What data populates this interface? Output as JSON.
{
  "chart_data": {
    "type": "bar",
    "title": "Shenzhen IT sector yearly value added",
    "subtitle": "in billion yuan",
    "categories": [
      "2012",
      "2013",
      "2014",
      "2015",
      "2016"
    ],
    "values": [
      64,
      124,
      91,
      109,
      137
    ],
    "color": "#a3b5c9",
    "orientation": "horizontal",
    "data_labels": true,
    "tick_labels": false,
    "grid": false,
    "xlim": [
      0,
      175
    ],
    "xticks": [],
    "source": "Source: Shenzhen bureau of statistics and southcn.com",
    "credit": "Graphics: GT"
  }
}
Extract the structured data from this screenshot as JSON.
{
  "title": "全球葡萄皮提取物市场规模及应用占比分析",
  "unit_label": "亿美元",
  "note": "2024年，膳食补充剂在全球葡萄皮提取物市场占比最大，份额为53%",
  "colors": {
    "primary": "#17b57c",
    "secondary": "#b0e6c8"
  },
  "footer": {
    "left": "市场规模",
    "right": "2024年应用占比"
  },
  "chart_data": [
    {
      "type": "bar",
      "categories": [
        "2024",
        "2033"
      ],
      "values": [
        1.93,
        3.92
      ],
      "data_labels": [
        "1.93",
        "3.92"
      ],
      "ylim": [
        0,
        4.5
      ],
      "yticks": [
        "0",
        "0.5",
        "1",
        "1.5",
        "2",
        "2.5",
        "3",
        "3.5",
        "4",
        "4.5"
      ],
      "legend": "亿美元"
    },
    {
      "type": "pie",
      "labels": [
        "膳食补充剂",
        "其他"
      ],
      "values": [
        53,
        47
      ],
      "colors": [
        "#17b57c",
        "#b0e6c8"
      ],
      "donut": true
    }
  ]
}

• • • • •

PROBLEM REQUIREMENTS: Calculate how many lines of the material include the string "this", and state that number by itself.

ANSWER TO THE PROBLEM: 2